** INFORMATION SHOWN **

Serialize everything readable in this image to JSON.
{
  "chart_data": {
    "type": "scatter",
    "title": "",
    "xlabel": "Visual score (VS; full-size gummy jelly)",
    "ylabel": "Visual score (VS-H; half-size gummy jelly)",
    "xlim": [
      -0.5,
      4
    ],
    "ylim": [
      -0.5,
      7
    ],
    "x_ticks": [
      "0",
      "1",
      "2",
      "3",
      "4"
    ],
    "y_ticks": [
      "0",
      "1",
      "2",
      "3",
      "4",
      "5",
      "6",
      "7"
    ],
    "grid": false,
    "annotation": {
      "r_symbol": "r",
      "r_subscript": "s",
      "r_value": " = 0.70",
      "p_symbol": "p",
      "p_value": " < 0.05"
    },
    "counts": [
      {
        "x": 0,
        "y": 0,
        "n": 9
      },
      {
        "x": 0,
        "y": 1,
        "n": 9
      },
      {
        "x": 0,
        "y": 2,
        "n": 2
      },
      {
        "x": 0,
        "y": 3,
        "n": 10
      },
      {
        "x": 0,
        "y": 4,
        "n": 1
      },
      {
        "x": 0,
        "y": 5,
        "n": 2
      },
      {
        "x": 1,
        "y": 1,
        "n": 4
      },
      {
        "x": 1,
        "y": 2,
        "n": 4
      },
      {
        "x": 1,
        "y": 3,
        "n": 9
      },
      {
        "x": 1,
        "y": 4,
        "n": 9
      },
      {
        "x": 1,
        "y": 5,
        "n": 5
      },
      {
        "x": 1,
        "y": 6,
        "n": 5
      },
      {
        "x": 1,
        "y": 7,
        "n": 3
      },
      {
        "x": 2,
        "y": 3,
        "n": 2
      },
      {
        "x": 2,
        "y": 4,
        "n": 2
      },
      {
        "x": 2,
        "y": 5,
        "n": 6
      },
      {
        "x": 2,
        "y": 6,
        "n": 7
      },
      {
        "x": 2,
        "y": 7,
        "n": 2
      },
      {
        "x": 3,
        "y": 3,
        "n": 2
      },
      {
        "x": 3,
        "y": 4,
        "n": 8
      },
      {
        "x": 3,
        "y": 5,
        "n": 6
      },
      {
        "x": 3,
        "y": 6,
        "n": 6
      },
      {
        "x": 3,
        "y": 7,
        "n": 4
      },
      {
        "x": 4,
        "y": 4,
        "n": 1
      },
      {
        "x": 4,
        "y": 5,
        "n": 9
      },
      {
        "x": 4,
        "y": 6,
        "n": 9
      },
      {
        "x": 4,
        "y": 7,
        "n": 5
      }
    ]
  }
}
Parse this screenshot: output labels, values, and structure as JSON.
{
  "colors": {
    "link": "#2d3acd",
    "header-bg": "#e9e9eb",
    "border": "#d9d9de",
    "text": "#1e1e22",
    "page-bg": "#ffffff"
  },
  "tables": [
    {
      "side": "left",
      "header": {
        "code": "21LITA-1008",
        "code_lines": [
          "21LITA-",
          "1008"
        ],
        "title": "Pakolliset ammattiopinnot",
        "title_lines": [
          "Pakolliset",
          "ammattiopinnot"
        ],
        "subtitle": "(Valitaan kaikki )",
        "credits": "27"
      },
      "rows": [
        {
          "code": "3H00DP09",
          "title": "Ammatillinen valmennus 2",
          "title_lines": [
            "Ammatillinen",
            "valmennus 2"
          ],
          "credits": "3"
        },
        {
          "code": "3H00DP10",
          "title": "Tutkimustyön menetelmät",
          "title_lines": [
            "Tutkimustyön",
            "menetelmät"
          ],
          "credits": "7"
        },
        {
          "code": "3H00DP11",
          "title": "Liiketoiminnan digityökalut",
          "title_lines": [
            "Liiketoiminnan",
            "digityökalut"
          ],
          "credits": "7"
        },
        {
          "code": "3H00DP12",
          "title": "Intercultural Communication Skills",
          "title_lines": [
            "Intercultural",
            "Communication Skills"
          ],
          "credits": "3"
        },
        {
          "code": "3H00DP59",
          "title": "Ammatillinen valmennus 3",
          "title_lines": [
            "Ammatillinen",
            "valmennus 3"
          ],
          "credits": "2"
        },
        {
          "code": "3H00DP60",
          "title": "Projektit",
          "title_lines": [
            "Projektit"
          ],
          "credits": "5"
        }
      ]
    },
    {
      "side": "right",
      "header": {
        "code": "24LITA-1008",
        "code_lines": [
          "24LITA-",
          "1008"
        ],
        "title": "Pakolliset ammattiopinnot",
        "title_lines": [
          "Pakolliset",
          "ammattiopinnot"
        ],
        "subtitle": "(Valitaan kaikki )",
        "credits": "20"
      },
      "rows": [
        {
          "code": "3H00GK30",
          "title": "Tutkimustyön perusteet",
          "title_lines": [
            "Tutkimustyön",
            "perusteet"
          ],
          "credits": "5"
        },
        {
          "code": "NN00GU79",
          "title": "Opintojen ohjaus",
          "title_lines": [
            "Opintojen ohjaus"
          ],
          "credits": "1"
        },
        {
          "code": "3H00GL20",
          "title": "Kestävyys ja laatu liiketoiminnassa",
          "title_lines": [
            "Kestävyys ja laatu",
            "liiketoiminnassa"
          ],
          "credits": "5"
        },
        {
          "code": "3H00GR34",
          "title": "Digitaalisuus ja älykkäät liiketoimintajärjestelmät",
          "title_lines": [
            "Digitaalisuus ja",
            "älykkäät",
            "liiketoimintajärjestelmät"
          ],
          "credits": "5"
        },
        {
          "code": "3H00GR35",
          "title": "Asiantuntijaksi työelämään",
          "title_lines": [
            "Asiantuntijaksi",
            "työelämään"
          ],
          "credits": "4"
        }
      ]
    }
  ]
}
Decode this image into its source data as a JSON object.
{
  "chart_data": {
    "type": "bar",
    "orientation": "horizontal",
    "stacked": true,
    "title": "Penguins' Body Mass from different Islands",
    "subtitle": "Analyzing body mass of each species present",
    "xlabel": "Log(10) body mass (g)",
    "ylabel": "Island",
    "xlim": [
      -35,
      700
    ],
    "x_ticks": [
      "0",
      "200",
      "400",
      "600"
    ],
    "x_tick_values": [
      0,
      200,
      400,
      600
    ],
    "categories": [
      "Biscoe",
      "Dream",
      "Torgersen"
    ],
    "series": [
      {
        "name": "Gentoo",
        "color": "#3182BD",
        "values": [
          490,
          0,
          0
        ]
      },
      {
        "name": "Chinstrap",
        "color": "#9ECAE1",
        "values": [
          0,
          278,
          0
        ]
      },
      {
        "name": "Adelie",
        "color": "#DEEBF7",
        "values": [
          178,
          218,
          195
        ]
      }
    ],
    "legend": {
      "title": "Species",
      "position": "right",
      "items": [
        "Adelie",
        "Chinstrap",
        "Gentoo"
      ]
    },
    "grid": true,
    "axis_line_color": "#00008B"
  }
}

** WHAT IS BEING ASKED **
Copy the records above exactly as they appear.

** CORRECT ANSWER **
Serialize everything readable in this image to JSON.
{
  "chart_data": {
    "type": "scatter",
    "title": "",
    "xlabel": "Visual score (VS; full-size gummy jelly)",
    "ylabel": "Visual score (VS-H; half-size gummy jelly)",
    "xlim": [
      -0.5,
      4
    ],
    "ylim": [
      -0.5,
      7
    ],
    "x_ticks": [
      "0",
      "1",
      "2",
      "3",
      "4"
    ],
    "y_ticks": [
      "0",
      "1",
      "2",
      "3",
      "4",
      "5",
      "6",
      "7"
    ],
    "grid": false,
    "annotation": {
      "r_symbol": "r",
      "r_subscript": "s",
      "r_value": " = 0.70",
      "p_symbol": "p",
      "p_value": " < 0.05"
    },
    "counts": [
      {
        "x": 0,
        "y": 0,
        "n": 9
      },
      {
        "x": 0,
        "y": 1,
        "n": 9
      },
      {
        "x": 0,
        "y": 2,
        "n": 2
      },
      {
        "x": 0,
        "y": 3,
        "n": 10
      },
      {
        "x": 0,
        "y": 4,
        "n": 1
      },
      {
        "x": 0,
        "y": 5,
        "n": 2
      },
      {
        "x": 1,
        "y": 1,
        "n": 4
      },
      {
        "x": 1,
        "y": 2,
        "n": 4
      },
      {
        "x": 1,
        "y": 3,
        "n": 9
      },
      {
        "x": 1,
        "y": 4,
        "n": 9
      },
      {
        "x": 1,
        "y": 5,
        "n": 5
      },
      {
        "x": 1,
        "y": 6,
        "n": 5
      },
      {
        "x": 1,
        "y": 7,
        "n": 3
      },
      {
        "x": 2,
        "y": 3,
        "n": 2
      },
      {
        "x": 2,
        "y": 4,
        "n": 2
      },
      {
        "x": 2,
        "y": 5,
        "n": 6
      },
      {
        "x": 2,
        "y": 6,
        "n": 7
      },
      {
        "x": 2,
        "y": 7,
        "n": 2
      },
      {
        "x": 3,
        "y": 3,
        "n": 2
      },
      {
        "x": 3,
        "y": 4,
        "n": 8
      },
      {
        "x": 3,
        "y": 5,
        "n": 6
      },
      {
        "x": 3,
        "y": 6,
        "n": 6
      },
      {
        "x": 3,
        "y": 7,
        "n": 4
      },
      {
        "x": 4,
        "y": 4,
        "n": 1
      },
      {
        "x": 4,
        "y": 5,
        "n": 9
      },
      {
        "x": 4,
        "y": 6,
        "n": 9
      },
      {
        "x": 4,
        "y": 7,
        "n": 5
      }
    ]
  }
}
Parse this screenshot: output labels, values, and structure as JSON.
{
  "colors": {
    "link": "#2d3acd",
    "header-bg": "#e9e9eb",
    "border": "#d9d9de",
    "text": "#1e1e22",
    "page-bg": "#ffffff"
  },
  "tables": [
    {
      "side": "left",
      "header": {
        "code": "21LITA-1008",
        "code_lines": [
          "21LITA-",
          "1008"
        ],
        "title": "Pakolliset ammattiopinnot",
        "title_lines": [
          "Pakolliset",
          "ammattiopinnot"
        ],
        "subtitle": "(Valitaan kaikki )",
        "credits": "27"
      },
      "rows": [
        {
          "code": "3H00DP09",
          "title": "Ammatillinen valmennus 2",
          "title_lines": [
            "Ammatillinen",
            "valmennus 2"
          ],
          "credits": "3"
        },
        {
          "code": "3H00DP10",
          "title": "Tutkimustyön menetelmät",
          "title_lines": [
            "Tutkimustyön",
            "menetelmät"
          ],
          "credits": "7"
        },
        {
          "code": "3H00DP11",
          "title": "Liiketoiminnan digityökalut",
          "title_lines": [
            "Liiketoiminnan",
            "digityökalut"
          ],
          "credits": "7"
        },
        {
          "code": "3H00DP12",
          "title": "Intercultural Communication Skills",
          "title_lines": [
            "Intercultural",
            "Communication Skills"
          ],
          "credits": "3"
        },
        {
          "code": "3H00DP59",
          "title": "Ammatillinen valmennus 3",
          "title_lines": [
            "Ammatillinen",
            "valmennus 3"
          ],
          "credits": "2"
        },
        {
          "code": "3H00DP60",
          "title": "Projektit",
          "title_lines": [
            "Projektit"
          ],
          "credits": "5"
        }
      ]
    },
    {
      "side": "right",
      "header": {
        "code": "24LITA-1008",
        "code_lines": [
          "24LITA-",
          "1008"
        ],
        "title": "Pakolliset ammattiopinnot",
        "title_lines": [
          "Pakolliset",
          "ammattiopinnot"
        ],
        "subtitle": "(Valitaan kaikki )",
        "credits": "20"
      },
      "rows": [
        {
          "code": "3H00GK30",
          "title": "Tutkimustyön perusteet",
          "title_lines": [
            "Tutkimustyön",
            "perusteet"
          ],
          "credits": "5"
        },
        {
          "code": "NN00GU79",
          "title": "Opintojen ohjaus",
          "title_lines": [
            "Opintojen ohjaus"
          ],
          "credits": "1"
        },
        {
          "code": "3H00GL20",
          "title": "Kestävyys ja laatu liiketoiminnassa",
          "title_lines": [
            "Kestävyys ja laatu",
            "liiketoiminnassa"
          ],
          "credits": "5"
        },
        {
          "code": "3H00GR34",
          "title": "Digitaalisuus ja älykkäät liiketoimintajärjestelmät",
          "title_lines": [
            "Digitaalisuus ja",
            "älykkäät",
            "liiketoimintajärjestelmät"
          ],
          "credits": "5"
        },
        {
          "code": "3H00GR35",
          "title": "Asiantuntijaksi työelämään",
          "title_lines": [
            "Asiantuntijaksi",
            "työelämään"
          ],
          "credits": "4"
        }
      ]
    }
  ]
}
Decode this image into its source data as a JSON object.
{
  "chart_data": {
    "type": "bar",
    "orientation": "horizontal",
    "stacked": true,
    "title": "Penguins' Body Mass from different Islands",
    "subtitle": "Analyzing body mass of each species present",
    "xlabel": "Log(10) body mass (g)",
    "ylabel": "Island",
    "xlim": [
      -35,
      700
    ],
    "x_ticks": [
      "0",
      "200",
      "400",
      "600"
    ],
    "x_tick_values": [
      0,
      200,
      400,
      600
    ],
    "categories": [
      "Biscoe",
      "Dream",
      "Torgersen"
    ],
    "series": [
      {
        "name": "Gentoo",
        "color": "#3182BD",
        "values": [
          490,
          0,
          0
        ]
      },
      {
        "name": "Chinstrap",
        "color": "#9ECAE1",
        "values": [
          0,
          278,
          0
        ]
      },
      {
        "name": "Adelie",
        "color": "#DEEBF7",
        "values": [
          178,
          218,
          195
        ]
      }
    ],
    "legend": {
      "title": "Species",
      "position": "right",
      "items": [
        "Adelie",
        "Chinstrap",
        "Gentoo"
      ]
    },
    "grid": true,
    "axis_line_color": "#00008B"
  }
}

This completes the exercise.